Proper Mathemtical model for BR and MatchMaking

goteguru · August 30, 2024, 6:18pm

I’ve read several opinions about MatchMaker, most of which are complaints. While I’m nearly certain that creating a matchmaker that satisfies everyone’s needs is impossible, it’s still interesting to consider how it could (or should) be designed and optimized purely from a mathematical standpoint. (We can safely assume there’s a vast amount of input data to work with so we can use statistics.)

The current implementation is discussed in (more or less) details under this forum post.
The exact statistical method is not know though. (Do you have more information, maybe?)

Generally if we want to solve some parameter optimization problem, first we need some target function, ie.: for what to optimize. According to the above post, we actually want to achieve two different goals using estimates BR values:

balance sides in battles
somehow “balance” personal efficiency (based on research points and silver lions amounts)

There is an inherent problem. Single parameter might not be adequate to describe two different goals (it can, but accuracy and certainty will suffer considerably).

The first goal is clear, we want to approach to 50% win rate for each side. However there is a problem here, unless BR is weighted by player skill (ELO system or alike) this goal is hard to achieve. Skill definitely modify the result and even may have stronger effect on the outcome than BR. Therefore if we factor out BR from the results it will be inaccurate because our input is loaded with unnecessary noise (randomness in skill level). I think incorporating skill would result in much better BR-s (for this goal).

The target function of the second goal is pretty much fuzzy and ill defined in the post:

it will provide maximum equal personal efficiency (based on research points and silver lions amounts) in battles (in average)

This doesn’t seem to be a good target, because it allows some strange (unfair) solutions where one guy gets extreme high income while all the others get nothing (the resulting average is still high enough). The average is not a good fairness validator function (eg. median would be much better). I’m not sure what was the intent in the original post (please share if you do know. It’s probably to achieve some kind of “efficiency fairness”) so let’s see what are the alternatives.

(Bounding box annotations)
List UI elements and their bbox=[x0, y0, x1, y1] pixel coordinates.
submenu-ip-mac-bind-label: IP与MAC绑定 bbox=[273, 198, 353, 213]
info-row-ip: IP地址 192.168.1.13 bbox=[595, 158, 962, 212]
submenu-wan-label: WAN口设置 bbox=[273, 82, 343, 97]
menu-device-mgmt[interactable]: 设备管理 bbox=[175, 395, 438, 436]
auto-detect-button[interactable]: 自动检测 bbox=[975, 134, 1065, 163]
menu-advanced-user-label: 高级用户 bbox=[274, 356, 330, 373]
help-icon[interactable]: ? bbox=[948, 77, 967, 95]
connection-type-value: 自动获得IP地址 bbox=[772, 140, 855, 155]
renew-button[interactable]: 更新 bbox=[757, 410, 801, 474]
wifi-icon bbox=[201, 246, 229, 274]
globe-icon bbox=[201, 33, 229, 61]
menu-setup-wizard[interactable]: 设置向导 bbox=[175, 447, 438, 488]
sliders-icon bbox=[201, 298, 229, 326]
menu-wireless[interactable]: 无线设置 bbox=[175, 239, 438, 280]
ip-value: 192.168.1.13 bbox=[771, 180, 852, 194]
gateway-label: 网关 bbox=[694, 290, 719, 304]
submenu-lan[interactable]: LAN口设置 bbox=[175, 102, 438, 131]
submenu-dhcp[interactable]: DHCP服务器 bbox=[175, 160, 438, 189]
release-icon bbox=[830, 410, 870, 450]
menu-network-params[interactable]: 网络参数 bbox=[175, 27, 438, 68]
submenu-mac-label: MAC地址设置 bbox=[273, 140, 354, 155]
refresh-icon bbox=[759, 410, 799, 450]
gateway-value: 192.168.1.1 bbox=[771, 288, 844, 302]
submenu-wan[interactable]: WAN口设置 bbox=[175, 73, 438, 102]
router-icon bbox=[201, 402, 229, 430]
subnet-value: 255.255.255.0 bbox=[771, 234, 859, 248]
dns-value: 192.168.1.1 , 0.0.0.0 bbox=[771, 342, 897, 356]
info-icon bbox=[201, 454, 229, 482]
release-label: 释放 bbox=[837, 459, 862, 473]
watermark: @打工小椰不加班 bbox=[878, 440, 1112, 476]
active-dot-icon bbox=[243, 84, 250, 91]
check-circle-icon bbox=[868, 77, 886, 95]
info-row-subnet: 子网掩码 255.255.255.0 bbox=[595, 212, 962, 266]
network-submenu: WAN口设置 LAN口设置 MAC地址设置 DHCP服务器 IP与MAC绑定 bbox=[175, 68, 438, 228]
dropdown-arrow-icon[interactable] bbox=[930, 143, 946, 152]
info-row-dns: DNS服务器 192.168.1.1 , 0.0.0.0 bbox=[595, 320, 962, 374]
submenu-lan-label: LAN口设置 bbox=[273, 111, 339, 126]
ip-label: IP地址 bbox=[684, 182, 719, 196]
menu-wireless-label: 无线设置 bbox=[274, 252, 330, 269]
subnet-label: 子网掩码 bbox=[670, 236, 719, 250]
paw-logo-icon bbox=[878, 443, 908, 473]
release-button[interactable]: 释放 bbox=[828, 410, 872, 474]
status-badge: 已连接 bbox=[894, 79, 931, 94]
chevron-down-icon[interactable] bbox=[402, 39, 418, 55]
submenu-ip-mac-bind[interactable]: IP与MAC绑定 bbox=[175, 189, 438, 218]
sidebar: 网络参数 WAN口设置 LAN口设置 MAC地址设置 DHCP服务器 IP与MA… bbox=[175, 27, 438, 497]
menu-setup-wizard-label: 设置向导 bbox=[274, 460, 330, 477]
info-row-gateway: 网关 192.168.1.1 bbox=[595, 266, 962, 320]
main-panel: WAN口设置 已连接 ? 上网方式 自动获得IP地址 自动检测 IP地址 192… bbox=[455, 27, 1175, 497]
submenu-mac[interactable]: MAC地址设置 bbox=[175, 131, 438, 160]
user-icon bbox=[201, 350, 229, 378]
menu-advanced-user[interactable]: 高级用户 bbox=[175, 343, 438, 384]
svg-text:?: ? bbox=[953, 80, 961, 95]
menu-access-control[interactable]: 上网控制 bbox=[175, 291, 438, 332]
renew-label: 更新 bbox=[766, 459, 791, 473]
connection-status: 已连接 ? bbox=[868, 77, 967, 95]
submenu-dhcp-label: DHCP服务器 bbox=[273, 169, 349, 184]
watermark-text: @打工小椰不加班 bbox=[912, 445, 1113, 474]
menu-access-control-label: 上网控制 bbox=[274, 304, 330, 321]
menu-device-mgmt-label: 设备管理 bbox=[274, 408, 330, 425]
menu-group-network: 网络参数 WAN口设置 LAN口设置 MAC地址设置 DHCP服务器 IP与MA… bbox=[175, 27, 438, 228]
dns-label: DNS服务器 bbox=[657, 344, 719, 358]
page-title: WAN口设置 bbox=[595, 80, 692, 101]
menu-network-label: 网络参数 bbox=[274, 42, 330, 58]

◆ Tasks to perform ◆
1. In the forum post on matchmaking, which function is proposed as a better fairness validator than the average?
2. Reproduce the rows verbatim, starting from the first line of the rows and continuing up to and including the line that contains "134, 1065, 163]".
The forum post and the rows were taken from separate, unrelated sources.

◆ Results for each task ◆
1. The median.

2.
List UI elements and their bbox=[x0, y0, x1, y1] pixel coordinates.
submenu-ip-mac-bind-label: IP与MAC绑定 bbox=[273, 198, 353, 213]
info-row-ip: IP地址 192.168.1.13 bbox=[595, 158, 962, 212]
submenu-wan-label: WAN口设置 bbox=[273, 82, 343, 97]
menu-device-mgmt[interactable]: 设备管理 bbox=[175, 395, 438, 436]
auto-detect-button[interactable]: 自动检测 bbox=[975, 134, 1065, 163]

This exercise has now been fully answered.